» Instructions for the task
A single number is the answer here: how many lines of the entries contain "Опасные"?

============

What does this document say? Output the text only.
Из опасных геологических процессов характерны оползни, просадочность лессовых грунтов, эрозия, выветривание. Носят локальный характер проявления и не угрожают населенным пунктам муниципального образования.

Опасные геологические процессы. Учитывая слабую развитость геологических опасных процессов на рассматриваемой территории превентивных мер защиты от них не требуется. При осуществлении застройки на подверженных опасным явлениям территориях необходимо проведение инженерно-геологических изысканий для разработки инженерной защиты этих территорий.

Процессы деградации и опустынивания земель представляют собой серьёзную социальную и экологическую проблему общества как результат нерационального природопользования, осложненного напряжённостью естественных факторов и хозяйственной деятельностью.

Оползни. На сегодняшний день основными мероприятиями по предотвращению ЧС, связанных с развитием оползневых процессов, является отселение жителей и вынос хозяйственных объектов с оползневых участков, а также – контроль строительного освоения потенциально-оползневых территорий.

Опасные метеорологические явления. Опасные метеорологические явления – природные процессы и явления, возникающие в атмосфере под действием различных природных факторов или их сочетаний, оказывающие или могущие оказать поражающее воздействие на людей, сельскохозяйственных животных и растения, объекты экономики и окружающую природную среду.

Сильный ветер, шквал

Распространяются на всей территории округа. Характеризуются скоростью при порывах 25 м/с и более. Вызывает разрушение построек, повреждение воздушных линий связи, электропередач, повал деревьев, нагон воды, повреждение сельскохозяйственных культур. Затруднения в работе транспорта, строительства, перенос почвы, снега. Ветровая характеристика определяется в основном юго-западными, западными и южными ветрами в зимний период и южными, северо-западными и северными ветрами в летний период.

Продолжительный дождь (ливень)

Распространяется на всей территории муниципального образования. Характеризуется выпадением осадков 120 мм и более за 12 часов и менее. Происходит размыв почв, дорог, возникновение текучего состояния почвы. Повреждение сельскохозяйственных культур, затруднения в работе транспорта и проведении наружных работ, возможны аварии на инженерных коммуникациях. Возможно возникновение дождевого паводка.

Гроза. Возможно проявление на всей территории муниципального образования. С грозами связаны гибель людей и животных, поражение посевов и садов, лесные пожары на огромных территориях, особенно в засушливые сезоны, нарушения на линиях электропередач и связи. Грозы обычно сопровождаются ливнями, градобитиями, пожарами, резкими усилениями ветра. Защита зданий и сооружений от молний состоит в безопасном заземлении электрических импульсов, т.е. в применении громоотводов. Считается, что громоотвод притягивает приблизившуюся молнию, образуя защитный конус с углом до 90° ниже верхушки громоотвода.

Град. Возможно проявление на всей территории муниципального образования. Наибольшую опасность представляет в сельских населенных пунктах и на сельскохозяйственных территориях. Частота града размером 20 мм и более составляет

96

============

» Result
2